━━ RECORDS FOR THE EXERCISE ━━

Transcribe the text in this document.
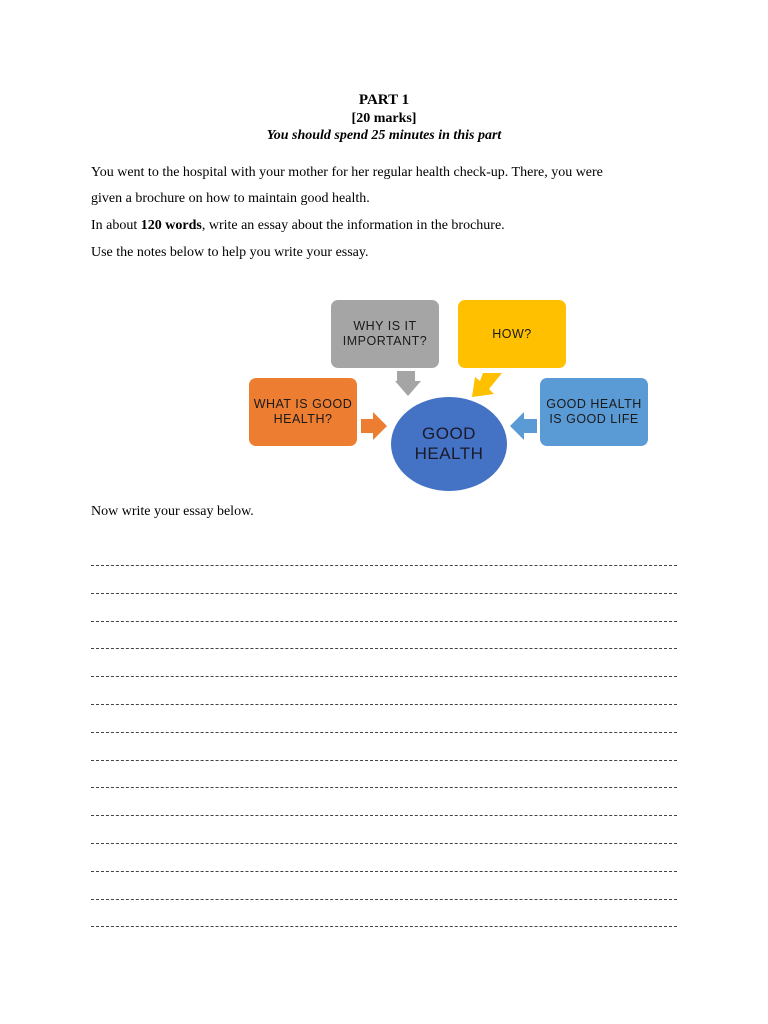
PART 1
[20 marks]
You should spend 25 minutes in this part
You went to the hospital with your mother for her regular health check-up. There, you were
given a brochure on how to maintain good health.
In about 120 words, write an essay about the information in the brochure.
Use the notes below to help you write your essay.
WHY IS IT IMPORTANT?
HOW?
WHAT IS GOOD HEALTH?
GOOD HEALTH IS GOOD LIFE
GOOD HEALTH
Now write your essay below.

━━━
━━ RECORDS FOR THE EXERCISE ━━

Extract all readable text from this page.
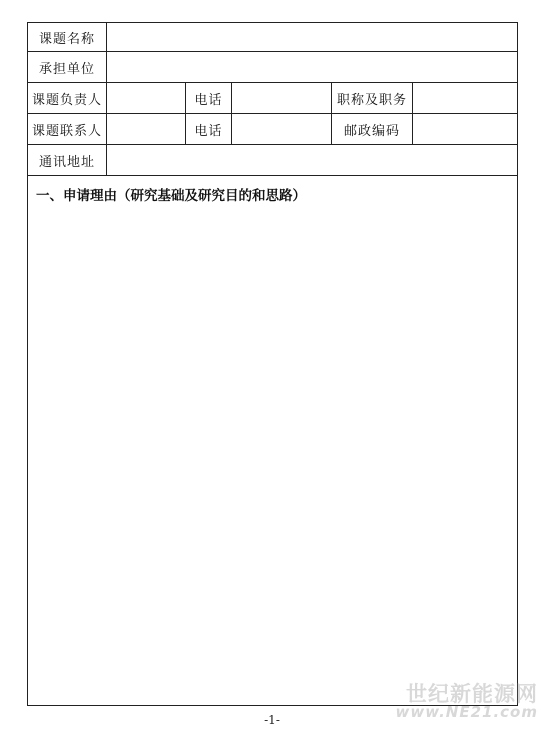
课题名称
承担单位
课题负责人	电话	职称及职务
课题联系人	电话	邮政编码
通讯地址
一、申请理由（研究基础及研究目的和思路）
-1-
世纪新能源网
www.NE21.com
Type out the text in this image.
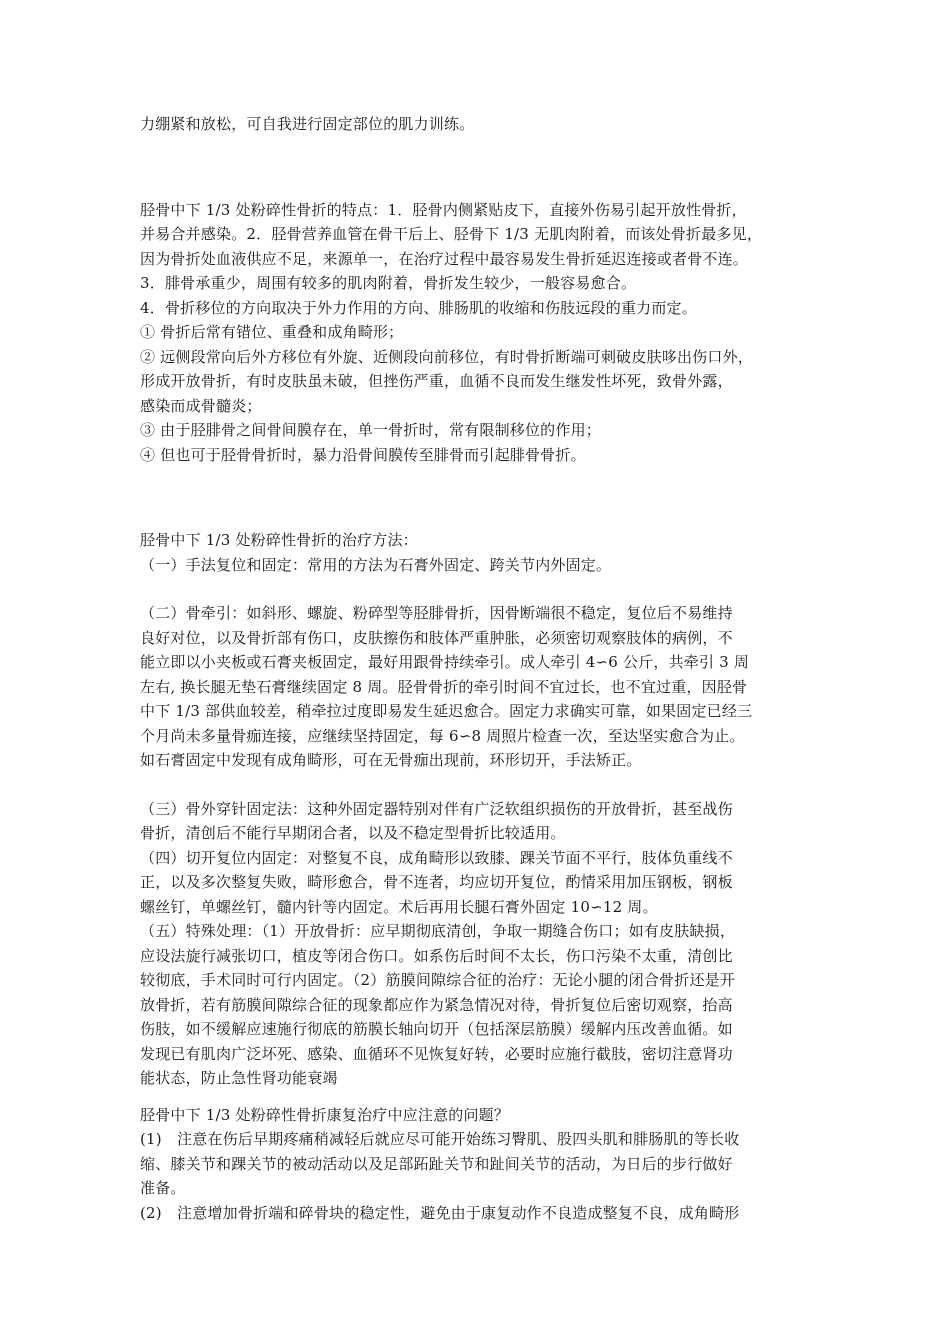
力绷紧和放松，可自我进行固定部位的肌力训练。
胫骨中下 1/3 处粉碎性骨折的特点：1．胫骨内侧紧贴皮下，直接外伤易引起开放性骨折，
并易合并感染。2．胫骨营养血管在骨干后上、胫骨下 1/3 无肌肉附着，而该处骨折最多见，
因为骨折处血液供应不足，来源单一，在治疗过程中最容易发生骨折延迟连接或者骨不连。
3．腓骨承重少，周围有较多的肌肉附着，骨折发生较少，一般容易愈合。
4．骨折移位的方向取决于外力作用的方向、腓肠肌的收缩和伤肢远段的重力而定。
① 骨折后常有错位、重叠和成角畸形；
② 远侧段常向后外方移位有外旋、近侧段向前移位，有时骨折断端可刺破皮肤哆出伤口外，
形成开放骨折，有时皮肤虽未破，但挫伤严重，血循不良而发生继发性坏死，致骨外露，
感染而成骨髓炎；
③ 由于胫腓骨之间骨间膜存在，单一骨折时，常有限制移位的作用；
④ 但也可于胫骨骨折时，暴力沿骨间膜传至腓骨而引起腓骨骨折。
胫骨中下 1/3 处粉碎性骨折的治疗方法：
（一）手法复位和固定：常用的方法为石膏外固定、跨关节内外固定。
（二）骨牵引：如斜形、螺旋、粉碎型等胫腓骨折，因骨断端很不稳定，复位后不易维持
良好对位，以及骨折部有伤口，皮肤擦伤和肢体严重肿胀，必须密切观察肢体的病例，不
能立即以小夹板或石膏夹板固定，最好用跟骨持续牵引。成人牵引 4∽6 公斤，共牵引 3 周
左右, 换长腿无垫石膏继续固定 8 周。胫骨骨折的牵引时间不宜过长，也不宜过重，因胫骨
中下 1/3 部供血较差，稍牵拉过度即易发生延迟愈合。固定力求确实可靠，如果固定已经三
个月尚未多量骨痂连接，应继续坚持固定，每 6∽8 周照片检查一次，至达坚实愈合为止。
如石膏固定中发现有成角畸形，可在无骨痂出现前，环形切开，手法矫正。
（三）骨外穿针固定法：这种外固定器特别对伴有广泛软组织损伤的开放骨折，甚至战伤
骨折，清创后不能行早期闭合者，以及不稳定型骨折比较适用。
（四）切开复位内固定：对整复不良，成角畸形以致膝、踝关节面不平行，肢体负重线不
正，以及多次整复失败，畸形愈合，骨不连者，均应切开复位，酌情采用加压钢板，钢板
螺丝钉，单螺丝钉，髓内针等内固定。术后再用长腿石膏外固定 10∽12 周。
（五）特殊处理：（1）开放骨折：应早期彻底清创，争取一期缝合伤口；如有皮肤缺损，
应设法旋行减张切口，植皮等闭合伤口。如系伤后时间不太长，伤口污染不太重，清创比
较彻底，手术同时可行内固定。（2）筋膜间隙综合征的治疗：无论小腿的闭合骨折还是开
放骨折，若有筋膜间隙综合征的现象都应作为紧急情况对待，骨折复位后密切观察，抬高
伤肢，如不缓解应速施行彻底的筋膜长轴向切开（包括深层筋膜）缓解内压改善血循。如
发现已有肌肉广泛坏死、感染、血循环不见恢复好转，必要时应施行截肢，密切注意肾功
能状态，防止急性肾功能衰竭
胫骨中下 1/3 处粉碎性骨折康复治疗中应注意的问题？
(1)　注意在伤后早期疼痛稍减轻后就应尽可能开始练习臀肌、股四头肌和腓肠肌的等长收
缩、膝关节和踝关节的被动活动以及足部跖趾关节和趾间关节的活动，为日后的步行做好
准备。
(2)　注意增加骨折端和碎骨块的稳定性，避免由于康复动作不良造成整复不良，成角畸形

━━━
━━ RECORDS FOR THE EXERCISE ━━

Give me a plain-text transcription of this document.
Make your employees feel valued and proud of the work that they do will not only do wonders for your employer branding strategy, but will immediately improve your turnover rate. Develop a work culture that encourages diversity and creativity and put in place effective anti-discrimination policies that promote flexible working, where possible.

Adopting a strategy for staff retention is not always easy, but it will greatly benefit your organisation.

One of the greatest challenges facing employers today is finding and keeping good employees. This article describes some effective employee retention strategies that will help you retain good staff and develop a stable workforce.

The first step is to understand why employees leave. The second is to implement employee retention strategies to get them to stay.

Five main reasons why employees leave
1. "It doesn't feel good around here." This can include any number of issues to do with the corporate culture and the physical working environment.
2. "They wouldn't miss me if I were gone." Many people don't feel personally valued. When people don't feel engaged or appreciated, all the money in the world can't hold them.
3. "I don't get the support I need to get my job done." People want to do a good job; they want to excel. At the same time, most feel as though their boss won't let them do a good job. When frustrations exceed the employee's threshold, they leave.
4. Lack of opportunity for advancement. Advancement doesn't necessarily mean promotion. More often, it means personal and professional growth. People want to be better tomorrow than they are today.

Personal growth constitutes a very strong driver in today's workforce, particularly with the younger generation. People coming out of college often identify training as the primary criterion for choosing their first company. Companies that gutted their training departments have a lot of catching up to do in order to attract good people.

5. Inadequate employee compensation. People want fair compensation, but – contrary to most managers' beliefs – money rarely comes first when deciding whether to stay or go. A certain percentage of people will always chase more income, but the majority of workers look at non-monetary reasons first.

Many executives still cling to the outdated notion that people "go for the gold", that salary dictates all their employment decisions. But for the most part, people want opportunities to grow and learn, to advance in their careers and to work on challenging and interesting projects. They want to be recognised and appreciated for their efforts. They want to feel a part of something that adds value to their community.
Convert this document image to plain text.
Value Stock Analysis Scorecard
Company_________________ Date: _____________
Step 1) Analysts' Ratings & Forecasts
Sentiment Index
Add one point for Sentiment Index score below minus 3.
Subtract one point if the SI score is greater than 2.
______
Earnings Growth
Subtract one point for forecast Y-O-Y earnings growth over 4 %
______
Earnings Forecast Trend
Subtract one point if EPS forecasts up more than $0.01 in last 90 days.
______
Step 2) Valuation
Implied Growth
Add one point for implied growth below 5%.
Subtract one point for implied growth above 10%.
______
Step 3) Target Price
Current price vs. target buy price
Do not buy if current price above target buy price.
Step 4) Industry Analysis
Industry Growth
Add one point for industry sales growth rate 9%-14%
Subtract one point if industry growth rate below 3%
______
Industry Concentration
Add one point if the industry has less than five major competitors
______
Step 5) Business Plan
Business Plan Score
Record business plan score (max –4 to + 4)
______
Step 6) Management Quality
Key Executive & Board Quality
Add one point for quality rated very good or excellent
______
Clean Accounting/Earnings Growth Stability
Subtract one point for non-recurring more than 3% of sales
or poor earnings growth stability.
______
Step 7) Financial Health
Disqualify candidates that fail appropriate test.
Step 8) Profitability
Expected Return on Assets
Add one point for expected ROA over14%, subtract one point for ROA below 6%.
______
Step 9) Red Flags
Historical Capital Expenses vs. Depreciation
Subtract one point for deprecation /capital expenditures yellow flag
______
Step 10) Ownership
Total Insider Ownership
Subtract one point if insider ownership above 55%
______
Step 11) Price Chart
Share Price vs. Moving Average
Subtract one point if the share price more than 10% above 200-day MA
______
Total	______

━━━

YOUR GOAL ::
Find the word "Sentiment" in the data and copy out each line where it turns up.

EXERCISE SOLUTION ::
Sentiment Index
Add one point for Sentiment Index score below minus 3.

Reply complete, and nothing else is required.